-- Objective --
Gather all lines in the entries below that include the word "icon".

-- Exercise material --

>>>>>

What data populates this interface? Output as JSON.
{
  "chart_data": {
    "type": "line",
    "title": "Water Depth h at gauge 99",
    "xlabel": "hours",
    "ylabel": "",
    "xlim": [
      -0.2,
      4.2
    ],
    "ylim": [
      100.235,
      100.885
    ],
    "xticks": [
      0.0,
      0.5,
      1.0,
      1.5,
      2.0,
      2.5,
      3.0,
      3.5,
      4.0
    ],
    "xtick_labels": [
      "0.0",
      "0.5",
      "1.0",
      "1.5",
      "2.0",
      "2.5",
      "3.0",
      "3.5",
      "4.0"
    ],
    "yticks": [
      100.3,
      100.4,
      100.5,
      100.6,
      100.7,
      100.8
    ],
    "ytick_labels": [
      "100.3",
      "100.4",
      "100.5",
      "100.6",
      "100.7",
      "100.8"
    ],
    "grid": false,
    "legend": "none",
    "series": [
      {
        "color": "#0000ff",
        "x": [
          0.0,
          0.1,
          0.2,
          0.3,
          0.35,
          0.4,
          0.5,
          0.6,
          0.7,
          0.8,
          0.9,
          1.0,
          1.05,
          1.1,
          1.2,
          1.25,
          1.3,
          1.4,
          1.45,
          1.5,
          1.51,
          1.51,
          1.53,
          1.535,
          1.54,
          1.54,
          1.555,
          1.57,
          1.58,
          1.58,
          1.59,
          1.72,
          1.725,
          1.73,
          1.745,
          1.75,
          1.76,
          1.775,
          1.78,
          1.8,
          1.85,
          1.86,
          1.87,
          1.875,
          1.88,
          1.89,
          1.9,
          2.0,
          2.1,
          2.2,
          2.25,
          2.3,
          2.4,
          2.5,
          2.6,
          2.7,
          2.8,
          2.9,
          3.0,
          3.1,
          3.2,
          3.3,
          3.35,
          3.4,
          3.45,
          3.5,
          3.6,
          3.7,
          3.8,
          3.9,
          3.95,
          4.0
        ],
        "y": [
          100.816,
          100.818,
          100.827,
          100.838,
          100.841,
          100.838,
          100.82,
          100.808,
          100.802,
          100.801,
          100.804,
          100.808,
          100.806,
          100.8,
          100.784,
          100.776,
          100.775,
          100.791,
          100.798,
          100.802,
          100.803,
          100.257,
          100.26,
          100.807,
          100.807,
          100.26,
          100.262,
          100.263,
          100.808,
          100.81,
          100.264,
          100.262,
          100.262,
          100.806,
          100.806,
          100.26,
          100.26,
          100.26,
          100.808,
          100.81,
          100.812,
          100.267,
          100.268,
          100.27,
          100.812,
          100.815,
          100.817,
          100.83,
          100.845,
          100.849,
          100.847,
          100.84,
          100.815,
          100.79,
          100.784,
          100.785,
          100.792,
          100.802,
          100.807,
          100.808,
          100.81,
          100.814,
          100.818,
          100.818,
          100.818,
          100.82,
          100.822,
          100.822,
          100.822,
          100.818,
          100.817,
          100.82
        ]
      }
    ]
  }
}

<<<<<
>>>>>

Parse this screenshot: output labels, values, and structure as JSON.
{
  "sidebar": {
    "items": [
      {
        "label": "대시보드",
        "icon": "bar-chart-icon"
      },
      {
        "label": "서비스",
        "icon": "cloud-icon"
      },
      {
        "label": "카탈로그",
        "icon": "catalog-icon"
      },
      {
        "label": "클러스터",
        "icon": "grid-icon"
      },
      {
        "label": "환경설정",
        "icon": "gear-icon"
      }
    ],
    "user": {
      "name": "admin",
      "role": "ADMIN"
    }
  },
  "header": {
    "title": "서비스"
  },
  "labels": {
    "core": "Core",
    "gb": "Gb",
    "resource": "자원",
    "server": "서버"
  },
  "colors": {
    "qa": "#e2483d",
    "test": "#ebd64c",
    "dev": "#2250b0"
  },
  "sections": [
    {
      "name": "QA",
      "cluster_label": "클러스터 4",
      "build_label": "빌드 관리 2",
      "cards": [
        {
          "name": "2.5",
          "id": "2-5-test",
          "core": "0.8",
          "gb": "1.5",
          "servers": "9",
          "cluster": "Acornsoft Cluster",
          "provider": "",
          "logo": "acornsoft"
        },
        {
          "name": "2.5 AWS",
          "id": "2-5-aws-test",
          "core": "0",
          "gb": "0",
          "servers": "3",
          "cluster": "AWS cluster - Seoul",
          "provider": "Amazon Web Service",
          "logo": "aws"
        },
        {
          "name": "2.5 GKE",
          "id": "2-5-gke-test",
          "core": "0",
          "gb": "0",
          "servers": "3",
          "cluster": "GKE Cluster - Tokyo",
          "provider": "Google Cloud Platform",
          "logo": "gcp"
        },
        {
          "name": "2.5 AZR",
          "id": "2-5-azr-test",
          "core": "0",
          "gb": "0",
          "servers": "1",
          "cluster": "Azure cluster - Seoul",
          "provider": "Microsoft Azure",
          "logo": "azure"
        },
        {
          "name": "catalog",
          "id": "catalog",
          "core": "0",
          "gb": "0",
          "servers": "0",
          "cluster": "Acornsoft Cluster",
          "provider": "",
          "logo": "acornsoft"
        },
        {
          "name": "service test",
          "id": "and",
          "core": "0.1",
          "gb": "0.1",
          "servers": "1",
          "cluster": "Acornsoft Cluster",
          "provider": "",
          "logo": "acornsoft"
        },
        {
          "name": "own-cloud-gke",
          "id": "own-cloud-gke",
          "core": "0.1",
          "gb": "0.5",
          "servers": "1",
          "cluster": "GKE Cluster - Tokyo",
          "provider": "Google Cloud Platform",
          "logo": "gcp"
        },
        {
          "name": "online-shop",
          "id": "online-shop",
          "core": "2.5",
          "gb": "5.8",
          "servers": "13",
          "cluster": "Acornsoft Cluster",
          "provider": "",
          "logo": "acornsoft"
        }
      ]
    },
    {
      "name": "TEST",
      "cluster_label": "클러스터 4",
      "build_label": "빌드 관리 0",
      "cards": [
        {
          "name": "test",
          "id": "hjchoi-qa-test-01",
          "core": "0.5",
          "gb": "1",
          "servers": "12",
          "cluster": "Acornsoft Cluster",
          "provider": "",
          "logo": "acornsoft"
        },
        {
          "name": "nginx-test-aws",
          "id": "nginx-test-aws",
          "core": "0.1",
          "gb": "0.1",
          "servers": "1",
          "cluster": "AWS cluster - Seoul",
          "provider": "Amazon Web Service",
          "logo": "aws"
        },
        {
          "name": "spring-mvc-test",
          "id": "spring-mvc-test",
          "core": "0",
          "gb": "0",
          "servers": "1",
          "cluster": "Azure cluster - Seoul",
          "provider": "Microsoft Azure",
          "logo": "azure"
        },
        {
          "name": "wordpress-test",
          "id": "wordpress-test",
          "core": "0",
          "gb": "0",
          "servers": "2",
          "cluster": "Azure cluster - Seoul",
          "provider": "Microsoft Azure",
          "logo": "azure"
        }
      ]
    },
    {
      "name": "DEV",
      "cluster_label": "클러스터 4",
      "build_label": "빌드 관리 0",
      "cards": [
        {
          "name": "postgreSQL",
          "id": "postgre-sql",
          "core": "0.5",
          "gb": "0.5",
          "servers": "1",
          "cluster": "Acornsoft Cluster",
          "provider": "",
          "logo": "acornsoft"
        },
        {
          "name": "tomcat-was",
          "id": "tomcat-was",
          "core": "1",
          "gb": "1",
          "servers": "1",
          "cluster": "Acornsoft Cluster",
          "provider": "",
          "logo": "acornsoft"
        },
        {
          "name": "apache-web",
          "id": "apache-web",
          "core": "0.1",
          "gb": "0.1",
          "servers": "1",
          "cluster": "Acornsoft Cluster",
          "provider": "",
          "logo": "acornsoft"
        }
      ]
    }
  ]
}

<<<<<
>>>>>

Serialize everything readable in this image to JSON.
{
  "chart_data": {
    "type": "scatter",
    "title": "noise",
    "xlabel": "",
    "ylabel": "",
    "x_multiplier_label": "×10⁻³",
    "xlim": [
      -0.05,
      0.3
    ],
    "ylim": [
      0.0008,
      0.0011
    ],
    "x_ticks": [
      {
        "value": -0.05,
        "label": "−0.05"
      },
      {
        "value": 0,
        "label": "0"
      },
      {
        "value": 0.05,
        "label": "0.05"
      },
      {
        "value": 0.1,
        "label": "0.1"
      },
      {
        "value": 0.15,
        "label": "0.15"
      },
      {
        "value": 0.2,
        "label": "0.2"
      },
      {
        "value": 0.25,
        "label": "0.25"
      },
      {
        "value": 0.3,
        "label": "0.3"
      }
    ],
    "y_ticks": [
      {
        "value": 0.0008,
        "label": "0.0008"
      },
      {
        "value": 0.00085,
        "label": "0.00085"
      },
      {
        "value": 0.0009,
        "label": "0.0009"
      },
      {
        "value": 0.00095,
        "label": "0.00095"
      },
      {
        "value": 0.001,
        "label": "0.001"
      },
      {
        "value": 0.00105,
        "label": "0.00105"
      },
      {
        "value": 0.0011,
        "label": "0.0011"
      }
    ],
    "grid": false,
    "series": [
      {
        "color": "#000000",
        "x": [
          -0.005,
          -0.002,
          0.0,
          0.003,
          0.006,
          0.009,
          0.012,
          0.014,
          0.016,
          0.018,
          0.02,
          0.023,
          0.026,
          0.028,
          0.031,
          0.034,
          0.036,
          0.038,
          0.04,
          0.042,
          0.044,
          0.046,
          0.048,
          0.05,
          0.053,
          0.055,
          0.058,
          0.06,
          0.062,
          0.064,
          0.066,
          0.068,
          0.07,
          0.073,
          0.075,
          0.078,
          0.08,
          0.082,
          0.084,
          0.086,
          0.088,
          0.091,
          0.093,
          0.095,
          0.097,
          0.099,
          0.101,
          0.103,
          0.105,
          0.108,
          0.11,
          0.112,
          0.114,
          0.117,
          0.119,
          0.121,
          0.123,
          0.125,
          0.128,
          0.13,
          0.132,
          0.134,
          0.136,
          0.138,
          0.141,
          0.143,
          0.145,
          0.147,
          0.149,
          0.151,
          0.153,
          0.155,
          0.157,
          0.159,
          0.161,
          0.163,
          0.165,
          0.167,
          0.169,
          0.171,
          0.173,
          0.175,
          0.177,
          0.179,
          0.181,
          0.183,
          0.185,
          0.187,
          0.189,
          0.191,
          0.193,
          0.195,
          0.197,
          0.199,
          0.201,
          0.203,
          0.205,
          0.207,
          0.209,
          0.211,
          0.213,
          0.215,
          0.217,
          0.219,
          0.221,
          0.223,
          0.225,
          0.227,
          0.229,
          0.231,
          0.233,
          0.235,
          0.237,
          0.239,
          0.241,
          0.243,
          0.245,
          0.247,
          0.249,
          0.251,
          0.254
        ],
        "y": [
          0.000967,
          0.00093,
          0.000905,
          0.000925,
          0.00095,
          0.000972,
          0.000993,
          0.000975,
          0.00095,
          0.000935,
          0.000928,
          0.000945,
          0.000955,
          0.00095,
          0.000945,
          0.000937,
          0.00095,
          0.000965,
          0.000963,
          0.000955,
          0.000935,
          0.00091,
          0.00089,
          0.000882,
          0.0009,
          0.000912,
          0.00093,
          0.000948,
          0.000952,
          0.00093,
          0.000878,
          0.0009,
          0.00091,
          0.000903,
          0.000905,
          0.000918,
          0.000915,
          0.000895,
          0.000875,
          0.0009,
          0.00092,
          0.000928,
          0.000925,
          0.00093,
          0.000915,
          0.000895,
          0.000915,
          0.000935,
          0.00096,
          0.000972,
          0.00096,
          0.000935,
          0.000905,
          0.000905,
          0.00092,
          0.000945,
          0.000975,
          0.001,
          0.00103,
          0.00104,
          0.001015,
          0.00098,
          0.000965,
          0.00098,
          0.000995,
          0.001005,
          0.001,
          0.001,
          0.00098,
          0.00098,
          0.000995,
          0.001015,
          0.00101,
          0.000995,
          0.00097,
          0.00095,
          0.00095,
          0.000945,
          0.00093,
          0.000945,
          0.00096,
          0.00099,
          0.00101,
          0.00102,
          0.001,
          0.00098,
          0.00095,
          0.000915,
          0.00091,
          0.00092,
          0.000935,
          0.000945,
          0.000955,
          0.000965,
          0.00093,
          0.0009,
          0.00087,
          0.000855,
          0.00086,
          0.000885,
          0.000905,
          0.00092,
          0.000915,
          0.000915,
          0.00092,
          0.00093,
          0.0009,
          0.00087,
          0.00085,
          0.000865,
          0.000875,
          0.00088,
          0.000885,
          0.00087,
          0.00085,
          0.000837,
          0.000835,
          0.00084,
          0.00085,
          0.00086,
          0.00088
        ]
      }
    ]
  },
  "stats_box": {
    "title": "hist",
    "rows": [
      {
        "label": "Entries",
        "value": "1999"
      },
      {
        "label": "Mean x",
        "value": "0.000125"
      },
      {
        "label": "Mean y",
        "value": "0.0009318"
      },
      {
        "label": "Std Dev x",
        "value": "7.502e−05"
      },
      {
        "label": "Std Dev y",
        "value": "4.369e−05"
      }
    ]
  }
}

<<<<<

-- Solution to this task --
        "icon": "bar-chart-icon"
        "icon": "cloud-icon"
        "icon": "catalog-icon"
        "icon": "grid-icon"
        "icon": "gear-icon"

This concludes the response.